Objective.
Word for word, restate every line of the listing that follows.

#### Supplied data

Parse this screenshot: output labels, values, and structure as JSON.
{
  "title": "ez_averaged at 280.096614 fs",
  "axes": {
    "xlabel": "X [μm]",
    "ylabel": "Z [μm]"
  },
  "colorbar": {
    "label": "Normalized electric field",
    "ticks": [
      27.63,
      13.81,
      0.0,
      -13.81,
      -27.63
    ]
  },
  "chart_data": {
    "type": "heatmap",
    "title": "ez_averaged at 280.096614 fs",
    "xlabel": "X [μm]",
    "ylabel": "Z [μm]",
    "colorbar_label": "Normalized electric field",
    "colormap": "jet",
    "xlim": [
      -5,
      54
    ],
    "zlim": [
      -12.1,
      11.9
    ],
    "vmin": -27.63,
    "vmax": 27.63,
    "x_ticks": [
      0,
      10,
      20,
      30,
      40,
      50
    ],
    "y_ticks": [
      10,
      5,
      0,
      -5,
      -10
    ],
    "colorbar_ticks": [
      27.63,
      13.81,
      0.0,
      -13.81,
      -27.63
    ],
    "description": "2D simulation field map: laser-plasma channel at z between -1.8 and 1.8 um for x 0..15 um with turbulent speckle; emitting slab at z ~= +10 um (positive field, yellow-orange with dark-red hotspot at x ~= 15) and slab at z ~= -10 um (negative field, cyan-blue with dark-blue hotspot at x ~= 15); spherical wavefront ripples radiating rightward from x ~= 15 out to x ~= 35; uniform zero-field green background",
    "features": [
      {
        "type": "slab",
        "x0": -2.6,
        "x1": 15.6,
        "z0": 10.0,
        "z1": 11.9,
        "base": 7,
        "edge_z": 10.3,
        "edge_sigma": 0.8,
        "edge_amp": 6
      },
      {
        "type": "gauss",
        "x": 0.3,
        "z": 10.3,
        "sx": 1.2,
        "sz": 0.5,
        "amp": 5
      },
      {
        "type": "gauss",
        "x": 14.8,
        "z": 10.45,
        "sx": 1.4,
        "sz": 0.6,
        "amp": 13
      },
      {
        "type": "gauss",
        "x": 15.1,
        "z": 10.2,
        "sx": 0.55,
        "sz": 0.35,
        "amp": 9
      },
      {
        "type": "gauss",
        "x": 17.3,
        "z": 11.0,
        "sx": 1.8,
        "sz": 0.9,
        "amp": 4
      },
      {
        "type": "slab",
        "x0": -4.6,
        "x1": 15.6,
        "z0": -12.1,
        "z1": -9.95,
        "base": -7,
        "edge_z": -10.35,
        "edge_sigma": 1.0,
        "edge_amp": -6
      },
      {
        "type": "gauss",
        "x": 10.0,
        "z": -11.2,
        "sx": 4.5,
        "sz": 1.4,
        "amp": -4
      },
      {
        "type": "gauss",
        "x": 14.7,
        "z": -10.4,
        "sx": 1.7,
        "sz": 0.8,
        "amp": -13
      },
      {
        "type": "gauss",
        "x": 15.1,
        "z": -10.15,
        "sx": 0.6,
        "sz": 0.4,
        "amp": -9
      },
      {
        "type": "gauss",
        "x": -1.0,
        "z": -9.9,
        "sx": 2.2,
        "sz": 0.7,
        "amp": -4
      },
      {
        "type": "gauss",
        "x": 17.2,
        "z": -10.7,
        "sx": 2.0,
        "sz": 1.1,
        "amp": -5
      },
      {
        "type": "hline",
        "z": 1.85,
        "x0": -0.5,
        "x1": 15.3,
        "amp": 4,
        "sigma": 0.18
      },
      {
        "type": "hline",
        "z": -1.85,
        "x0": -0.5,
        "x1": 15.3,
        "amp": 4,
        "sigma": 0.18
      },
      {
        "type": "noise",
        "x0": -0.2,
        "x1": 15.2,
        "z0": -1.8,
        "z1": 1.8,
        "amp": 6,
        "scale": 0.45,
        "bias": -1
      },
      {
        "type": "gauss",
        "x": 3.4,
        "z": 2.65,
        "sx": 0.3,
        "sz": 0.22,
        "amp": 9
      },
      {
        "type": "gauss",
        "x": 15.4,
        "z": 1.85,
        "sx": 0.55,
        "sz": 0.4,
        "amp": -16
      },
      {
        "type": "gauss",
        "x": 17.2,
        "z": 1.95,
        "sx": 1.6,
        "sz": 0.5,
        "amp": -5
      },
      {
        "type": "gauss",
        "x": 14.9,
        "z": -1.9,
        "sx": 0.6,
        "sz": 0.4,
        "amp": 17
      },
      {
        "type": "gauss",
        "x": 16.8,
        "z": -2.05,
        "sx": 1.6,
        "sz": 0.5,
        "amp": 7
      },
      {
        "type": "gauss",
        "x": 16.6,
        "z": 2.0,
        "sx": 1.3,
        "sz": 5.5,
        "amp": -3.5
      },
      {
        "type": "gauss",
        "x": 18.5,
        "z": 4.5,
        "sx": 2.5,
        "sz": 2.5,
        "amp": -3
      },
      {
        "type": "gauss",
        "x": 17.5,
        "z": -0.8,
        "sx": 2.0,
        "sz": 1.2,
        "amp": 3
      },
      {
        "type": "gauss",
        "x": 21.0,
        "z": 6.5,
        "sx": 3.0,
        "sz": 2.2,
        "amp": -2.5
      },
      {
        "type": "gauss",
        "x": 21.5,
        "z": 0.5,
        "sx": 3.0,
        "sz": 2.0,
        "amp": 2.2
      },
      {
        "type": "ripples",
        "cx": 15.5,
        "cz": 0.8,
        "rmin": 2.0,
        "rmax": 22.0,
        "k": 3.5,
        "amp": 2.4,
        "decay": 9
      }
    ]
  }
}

########

Answer for this exercise.
Parse this screenshot: output labels, values, and structure as JSON.
{
  "title": "ez_averaged at 280.096614 fs",
  "axes": {
    "xlabel": "X [μm]",
    "ylabel": "Z [μm]"
  },
  "colorbar": {
    "label": "Normalized electric field",
    "ticks": [
      27.63,
      13.81,
      0.0,
      -13.81,
      -27.63
    ]
  },
  "chart_data": {
    "type": "heatmap",
    "title": "ez_averaged at 280.096614 fs",
    "xlabel": "X [μm]",
    "ylabel": "Z [μm]",
    "colorbar_label": "Normalized electric field",
    "colormap": "jet",
    "xlim": [
      -5,
      54
    ],
    "zlim": [
      -12.1,
      11.9
    ],
    "vmin": -27.63,
    "vmax": 27.63,
    "x_ticks": [
      0,
      10,
      20,
      30,
      40,
      50
    ],
    "y_ticks": [
      10,
      5,
      0,
      -5,
      -10
    ],
    "colorbar_ticks": [
      27.63,
      13.81,
      0.0,
      -13.81,
      -27.63
    ],
    "description": "2D simulation field map: laser-plasma channel at z between -1.8 and 1.8 um for x 0..15 um with turbulent speckle; emitting slab at z ~= +10 um (positive field, yellow-orange with dark-red hotspot at x ~= 15) and slab at z ~= -10 um (negative field, cyan-blue with dark-blue hotspot at x ~= 15); spherical wavefront ripples radiating rightward from x ~= 15 out to x ~= 35; uniform zero-field green background",
    "features": [
      {
        "type": "slab",
        "x0": -2.6,
        "x1": 15.6,
        "z0": 10.0,
        "z1": 11.9,
        "base": 7,
        "edge_z": 10.3,
        "edge_sigma": 0.8,
        "edge_amp": 6
      },
      {
        "type": "gauss",
        "x": 0.3,
        "z": 10.3,
        "sx": 1.2,
        "sz": 0.5,
        "amp": 5
      },
      {
        "type": "gauss",
        "x": 14.8,
        "z": 10.45,
        "sx": 1.4,
        "sz": 0.6,
        "amp": 13
      },
      {
        "type": "gauss",
        "x": 15.1,
        "z": 10.2,
        "sx": 0.55,
        "sz": 0.35,
        "amp": 9
      },
      {
        "type": "gauss",
        "x": 17.3,
        "z": 11.0,
        "sx": 1.8,
        "sz": 0.9,
        "amp": 4
      },
      {
        "type": "slab",
        "x0": -4.6,
        "x1": 15.6,
        "z0": -12.1,
        "z1": -9.95,
        "base": -7,
        "edge_z": -10.35,
        "edge_sigma": 1.0,
        "edge_amp": -6
      },
      {
        "type": "gauss",
        "x": 10.0,
        "z": -11.2,
        "sx": 4.5,
        "sz": 1.4,
        "amp": -4
      },
      {
        "type": "gauss",
        "x": 14.7,
        "z": -10.4,
        "sx": 1.7,
        "sz": 0.8,
        "amp": -13
      },
      {
        "type": "gauss",
        "x": 15.1,
        "z": -10.15,
        "sx": 0.6,
        "sz": 0.4,
        "amp": -9
      },
      {
        "type": "gauss",
        "x": -1.0,
        "z": -9.9,
        "sx": 2.2,
        "sz": 0.7,
        "amp": -4
      },
      {
        "type": "gauss",
        "x": 17.2,
        "z": -10.7,
        "sx": 2.0,
        "sz": 1.1,
        "amp": -5
      },
      {
        "type": "hline",
        "z": 1.85,
        "x0": -0.5,
        "x1": 15.3,
        "amp": 4,
        "sigma": 0.18
      },
      {
        "type": "hline",
        "z": -1.85,
        "x0": -0.5,
        "x1": 15.3,
        "amp": 4,
        "sigma": 0.18
      },
      {
        "type": "noise",
        "x0": -0.2,
        "x1": 15.2,
        "z0": -1.8,
        "z1": 1.8,
        "amp": 6,
        "scale": 0.45,
        "bias": -1
      },
      {
        "type": "gauss",
        "x": 3.4,
        "z": 2.65,
        "sx": 0.3,
        "sz": 0.22,
        "amp": 9
      },
      {
        "type": "gauss",
        "x": 15.4,
        "z": 1.85,
        "sx": 0.55,
        "sz": 0.4,
        "amp": -16
      },
      {
        "type": "gauss",
        "x": 17.2,
        "z": 1.95,
        "sx": 1.6,
        "sz": 0.5,
        "amp": -5
      },
      {
        "type": "gauss",
        "x": 14.9,
        "z": -1.9,
        "sx": 0.6,
        "sz": 0.4,
        "amp": 17
      },
      {
        "type": "gauss",
        "x": 16.8,
        "z": -2.05,
        "sx": 1.6,
        "sz": 0.5,
        "amp": 7
      },
      {
        "type": "gauss",
        "x": 16.6,
        "z": 2.0,
        "sx": 1.3,
        "sz": 5.5,
        "amp": -3.5
      },
      {
        "type": "gauss",
        "x": 18.5,
        "z": 4.5,
        "sx": 2.5,
        "sz": 2.5,
        "amp": -3
      },
      {
        "type": "gauss",
        "x": 17.5,
        "z": -0.8,
        "sx": 2.0,
        "sz": 1.2,
        "amp": 3
      },
      {
        "type": "gauss",
        "x": 21.0,
        "z": 6.5,
        "sx": 3.0,
        "sz": 2.2,
        "amp": -2.5
      },
      {
        "type": "gauss",
        "x": 21.5,
        "z": 0.5,
        "sx": 3.0,
        "sz": 2.0,
        "amp": 2.2
      },
      {
        "type": "ripples",
        "cx": 15.5,
        "cz": 0.8,
        "rmin": 2.0,
        "rmax": 22.0,
        "k": 3.5,
        "amp": 2.4,
        "decay": 9
      }
    ]
  }
}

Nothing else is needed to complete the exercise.